### WHAT TO WORK ON
Write out the whole of the material exactly.

### DATASET EXCERPTS

## begin

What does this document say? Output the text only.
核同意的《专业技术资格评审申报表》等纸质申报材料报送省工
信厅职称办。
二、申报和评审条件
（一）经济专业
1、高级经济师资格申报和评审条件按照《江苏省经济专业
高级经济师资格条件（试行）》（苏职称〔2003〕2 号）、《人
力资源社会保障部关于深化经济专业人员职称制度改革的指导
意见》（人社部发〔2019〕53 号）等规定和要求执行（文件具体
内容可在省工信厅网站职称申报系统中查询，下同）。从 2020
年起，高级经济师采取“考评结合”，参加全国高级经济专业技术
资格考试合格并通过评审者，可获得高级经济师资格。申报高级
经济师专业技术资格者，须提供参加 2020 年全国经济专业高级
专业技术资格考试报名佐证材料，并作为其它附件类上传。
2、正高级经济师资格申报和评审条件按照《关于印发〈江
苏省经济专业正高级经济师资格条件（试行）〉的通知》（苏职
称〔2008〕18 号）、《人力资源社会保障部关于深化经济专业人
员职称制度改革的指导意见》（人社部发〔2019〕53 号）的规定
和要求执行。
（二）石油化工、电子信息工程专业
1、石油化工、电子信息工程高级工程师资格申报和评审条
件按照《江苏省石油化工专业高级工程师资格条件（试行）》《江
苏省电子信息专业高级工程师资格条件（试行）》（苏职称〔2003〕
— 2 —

## end

### FINAL ANSWER
What does this document say? Output the text only.
核同意的《专业技术资格评审申报表》等纸质申报材料报送省工
信厅职称办。
二、申报和评审条件
（一）经济专业
1、高级经济师资格申报和评审条件按照《江苏省经济专业
高级经济师资格条件（试行）》（苏职称〔2003〕2 号）、《人
力资源社会保障部关于深化经济专业人员职称制度改革的指导
意见》（人社部发〔2019〕53 号）等规定和要求执行（文件具体
内容可在省工信厅网站职称申报系统中查询，下同）。从 2020
年起，高级经济师采取“考评结合”，参加全国高级经济专业技术
资格考试合格并通过评审者，可获得高级经济师资格。申报高级
经济师专业技术资格者，须提供参加 2020 年全国经济专业高级
专业技术资格考试报名佐证材料，并作为其它附件类上传。
2、正高级经济师资格申报和评审条件按照《关于印发〈江
苏省经济专业正高级经济师资格条件（试行）〉的通知》（苏职
称〔2008〕18 号）、《人力资源社会保障部关于深化经济专业人
员职称制度改革的指导意见》（人社部发〔2019〕53 号）的规定
和要求执行。
（二）石油化工、电子信息工程专业
1、石油化工、电子信息工程高级工程师资格申报和评审条
件按照《江苏省石油化工专业高级工程师资格条件（试行）》《江
苏省电子信息专业高级工程师资格条件（试行）》（苏职称〔2003〕
— 2 —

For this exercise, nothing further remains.